Using the data below, copy each line that includes the word "REIT".

▶ _Material provided_

▶

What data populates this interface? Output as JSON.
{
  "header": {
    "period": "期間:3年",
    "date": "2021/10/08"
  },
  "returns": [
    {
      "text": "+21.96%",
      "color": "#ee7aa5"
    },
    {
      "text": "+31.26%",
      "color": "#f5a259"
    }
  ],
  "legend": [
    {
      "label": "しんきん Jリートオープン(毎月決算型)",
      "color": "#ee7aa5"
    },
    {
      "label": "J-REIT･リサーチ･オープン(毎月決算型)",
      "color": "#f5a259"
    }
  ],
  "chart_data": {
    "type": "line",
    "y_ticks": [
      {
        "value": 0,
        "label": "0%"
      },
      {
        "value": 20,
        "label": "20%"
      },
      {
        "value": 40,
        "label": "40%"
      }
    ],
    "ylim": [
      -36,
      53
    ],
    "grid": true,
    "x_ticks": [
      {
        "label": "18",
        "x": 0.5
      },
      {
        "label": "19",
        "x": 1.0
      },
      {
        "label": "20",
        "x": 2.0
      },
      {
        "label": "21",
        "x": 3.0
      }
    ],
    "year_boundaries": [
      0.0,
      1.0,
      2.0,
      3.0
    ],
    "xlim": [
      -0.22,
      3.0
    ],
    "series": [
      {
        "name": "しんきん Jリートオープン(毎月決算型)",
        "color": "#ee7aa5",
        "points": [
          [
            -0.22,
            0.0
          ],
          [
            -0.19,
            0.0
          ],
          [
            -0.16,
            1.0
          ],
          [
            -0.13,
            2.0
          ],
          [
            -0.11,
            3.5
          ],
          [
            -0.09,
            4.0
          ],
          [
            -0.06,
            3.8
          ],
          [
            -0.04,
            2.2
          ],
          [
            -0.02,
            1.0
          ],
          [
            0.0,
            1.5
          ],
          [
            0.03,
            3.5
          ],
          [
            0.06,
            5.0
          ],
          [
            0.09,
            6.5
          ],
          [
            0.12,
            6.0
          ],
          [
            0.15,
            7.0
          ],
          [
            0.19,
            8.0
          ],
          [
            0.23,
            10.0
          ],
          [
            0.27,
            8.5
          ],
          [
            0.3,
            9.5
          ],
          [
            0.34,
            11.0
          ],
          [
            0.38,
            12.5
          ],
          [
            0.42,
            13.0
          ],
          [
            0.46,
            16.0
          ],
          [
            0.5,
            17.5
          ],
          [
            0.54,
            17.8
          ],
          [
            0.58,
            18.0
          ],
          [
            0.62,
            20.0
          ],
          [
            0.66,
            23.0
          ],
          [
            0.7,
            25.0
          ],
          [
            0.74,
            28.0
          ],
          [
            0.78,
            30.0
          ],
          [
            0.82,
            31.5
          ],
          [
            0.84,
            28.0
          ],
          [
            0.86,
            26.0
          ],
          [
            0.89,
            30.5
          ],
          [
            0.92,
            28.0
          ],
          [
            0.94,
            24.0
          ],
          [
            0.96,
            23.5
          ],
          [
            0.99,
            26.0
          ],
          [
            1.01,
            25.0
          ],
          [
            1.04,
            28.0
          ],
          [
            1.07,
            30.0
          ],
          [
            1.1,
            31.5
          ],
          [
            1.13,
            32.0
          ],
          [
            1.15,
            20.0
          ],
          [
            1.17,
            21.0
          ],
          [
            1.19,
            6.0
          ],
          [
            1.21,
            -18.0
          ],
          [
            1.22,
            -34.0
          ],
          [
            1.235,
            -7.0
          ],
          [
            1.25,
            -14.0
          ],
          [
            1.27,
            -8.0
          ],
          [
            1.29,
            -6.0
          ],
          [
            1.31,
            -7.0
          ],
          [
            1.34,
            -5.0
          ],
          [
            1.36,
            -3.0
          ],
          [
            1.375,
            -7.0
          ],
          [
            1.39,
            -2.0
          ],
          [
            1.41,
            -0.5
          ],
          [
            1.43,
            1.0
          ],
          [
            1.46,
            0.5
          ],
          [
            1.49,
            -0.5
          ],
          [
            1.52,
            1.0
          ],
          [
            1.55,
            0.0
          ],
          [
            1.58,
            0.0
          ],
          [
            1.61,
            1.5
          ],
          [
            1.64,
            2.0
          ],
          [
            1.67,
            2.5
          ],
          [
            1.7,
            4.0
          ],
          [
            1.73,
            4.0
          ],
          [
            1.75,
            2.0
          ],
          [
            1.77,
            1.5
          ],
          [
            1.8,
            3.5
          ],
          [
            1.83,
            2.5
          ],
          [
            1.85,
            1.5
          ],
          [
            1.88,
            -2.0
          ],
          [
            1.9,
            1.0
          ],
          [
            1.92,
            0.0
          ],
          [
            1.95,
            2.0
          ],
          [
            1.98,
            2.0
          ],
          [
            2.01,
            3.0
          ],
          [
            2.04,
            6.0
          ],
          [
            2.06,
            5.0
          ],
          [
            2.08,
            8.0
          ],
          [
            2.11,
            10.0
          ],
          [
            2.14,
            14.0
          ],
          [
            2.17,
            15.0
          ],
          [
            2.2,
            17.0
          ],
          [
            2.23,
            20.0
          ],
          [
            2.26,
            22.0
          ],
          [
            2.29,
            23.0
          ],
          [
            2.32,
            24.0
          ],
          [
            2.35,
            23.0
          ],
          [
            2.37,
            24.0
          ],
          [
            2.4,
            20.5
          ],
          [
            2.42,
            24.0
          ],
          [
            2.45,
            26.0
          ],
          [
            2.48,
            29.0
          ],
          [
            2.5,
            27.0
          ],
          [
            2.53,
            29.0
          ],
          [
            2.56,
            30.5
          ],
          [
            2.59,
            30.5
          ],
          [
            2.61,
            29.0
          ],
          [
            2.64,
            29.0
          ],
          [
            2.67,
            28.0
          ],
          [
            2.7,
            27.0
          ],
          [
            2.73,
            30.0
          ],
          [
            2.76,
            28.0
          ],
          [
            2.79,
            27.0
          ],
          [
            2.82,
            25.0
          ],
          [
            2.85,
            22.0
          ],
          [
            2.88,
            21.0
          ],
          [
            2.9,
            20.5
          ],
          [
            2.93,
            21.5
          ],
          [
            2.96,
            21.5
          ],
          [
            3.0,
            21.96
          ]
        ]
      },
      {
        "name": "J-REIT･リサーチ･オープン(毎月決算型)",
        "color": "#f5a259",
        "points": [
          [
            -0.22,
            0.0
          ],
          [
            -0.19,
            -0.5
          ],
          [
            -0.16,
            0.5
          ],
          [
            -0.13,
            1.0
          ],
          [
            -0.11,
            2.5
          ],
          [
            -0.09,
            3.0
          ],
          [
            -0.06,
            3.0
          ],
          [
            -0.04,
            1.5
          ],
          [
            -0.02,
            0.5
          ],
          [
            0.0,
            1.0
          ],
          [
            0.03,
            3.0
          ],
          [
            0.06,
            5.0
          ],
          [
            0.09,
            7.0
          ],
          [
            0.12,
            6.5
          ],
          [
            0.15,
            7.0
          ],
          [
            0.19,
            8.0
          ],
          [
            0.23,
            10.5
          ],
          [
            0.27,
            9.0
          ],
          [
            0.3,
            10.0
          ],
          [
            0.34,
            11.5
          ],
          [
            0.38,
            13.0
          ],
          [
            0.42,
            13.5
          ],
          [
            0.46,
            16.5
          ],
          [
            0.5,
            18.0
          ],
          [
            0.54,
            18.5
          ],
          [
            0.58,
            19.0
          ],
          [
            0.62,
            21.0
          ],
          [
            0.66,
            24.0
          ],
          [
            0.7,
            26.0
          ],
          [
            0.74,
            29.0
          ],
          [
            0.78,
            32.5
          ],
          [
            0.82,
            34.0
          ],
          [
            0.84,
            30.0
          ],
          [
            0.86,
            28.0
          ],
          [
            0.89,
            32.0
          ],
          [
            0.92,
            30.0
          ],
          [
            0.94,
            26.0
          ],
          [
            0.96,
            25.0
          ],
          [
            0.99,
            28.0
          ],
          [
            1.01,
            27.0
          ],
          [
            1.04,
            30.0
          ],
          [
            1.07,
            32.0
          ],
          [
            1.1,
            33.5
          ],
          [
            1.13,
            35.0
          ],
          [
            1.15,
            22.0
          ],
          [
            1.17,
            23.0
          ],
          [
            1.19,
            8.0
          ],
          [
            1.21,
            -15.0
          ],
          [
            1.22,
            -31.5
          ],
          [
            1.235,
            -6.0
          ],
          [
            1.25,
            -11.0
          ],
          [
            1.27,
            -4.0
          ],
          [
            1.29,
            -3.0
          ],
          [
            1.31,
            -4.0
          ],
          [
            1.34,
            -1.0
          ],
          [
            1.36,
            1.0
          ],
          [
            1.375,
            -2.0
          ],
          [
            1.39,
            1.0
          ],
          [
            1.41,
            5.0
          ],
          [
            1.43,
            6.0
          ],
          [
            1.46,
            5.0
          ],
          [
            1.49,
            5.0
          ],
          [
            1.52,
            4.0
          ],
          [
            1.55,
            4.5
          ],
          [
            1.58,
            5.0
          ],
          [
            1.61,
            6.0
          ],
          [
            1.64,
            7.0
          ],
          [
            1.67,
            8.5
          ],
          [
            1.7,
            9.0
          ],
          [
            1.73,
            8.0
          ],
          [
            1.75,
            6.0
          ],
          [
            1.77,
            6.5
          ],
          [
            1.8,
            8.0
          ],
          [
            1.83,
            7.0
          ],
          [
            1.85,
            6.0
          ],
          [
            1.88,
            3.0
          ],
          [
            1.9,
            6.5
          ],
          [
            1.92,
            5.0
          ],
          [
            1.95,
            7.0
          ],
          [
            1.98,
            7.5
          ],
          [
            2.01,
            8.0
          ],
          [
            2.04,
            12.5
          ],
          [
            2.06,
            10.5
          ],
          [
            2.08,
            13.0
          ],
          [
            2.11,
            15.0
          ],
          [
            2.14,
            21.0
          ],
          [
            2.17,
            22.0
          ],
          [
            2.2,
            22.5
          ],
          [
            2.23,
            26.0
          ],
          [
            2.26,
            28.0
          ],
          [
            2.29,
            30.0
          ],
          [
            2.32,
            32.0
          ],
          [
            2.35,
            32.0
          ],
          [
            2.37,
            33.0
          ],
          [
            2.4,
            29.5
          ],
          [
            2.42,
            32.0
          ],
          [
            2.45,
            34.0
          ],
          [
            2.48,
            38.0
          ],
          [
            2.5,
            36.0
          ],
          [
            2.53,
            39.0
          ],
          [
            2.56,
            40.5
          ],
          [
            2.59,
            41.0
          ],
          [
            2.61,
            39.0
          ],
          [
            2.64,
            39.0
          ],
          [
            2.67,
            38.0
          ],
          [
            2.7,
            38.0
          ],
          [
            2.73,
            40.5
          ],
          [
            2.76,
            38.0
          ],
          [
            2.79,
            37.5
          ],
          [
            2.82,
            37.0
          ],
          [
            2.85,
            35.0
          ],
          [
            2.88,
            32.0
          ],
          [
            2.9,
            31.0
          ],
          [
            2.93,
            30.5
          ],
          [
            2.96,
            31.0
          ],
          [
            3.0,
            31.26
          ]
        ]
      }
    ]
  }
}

◀

▶ _Response below_
      "label": "J-REIT･リサーチ･オープン(毎月決算型)",
        "name": "J-REIT･リサーチ･オープン(毎月決算型)",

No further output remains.